PROBLEM DESCRIPTION: Your task is to transcribe the entries below exactly, beginning with the line containing "Transcribe the text in this document." and ending with the final line, and to add nothing else.

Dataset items
════════

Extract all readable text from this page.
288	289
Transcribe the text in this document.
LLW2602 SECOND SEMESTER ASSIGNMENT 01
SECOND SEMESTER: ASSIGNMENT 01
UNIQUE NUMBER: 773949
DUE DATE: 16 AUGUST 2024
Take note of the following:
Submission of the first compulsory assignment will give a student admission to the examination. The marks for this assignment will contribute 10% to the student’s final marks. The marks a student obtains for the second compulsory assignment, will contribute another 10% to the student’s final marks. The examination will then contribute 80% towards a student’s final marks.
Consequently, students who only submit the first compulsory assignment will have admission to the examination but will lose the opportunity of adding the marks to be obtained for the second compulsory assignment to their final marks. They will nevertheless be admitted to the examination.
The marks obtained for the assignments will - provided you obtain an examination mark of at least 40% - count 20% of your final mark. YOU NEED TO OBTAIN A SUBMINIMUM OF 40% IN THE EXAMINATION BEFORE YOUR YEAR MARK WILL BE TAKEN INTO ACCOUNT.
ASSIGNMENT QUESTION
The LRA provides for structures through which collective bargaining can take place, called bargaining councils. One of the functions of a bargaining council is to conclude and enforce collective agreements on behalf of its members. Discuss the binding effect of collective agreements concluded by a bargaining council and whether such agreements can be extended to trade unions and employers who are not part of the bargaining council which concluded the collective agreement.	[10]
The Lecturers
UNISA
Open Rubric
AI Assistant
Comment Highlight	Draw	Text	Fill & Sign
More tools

════════

TASK SOLUTION:
Transcribe the text in this document.
LLW2602 SECOND SEMESTER ASSIGNMENT 01
SECOND SEMESTER: ASSIGNMENT 01
UNIQUE NUMBER: 773949
DUE DATE: 16 AUGUST 2024
Take note of the following:
Submission of the first compulsory assignment will give a student admission to the examination. The marks for this assignment will contribute 10% to the student’s final marks. The marks a student obtains for the second compulsory assignment, will contribute another 10% to the student’s final marks. The examination will then contribute 80% towards a student’s final marks.
Consequently, students who only submit the first compulsory assignment will have admission to the examination but will lose the opportunity of adding the marks to be obtained for the second compulsory assignment to their final marks. They will nevertheless be admitted to the examination.
The marks obtained for the assignments will - provided you obtain an examination mark of at least 40% - count 20% of your final mark. YOU NEED TO OBTAIN A SUBMINIMUM OF 40% IN THE EXAMINATION BEFORE YOUR YEAR MARK WILL BE TAKEN INTO ACCOUNT.
ASSIGNMENT QUESTION
The LRA provides for structures through which collective bargaining can take place, called bargaining councils. One of the functions of a bargaining council is to conclude and enforce collective agreements on behalf of its members. Discuss the binding effect of collective agreements concluded by a bargaining council and whether such agreements can be extended to trade unions and employers who are not part of the bargaining council which concluded the collective agreement.	[10]
The Lecturers
UNISA
Open Rubric
AI Assistant
Comment Highlight	Draw	Text	Fill & Sign
More tools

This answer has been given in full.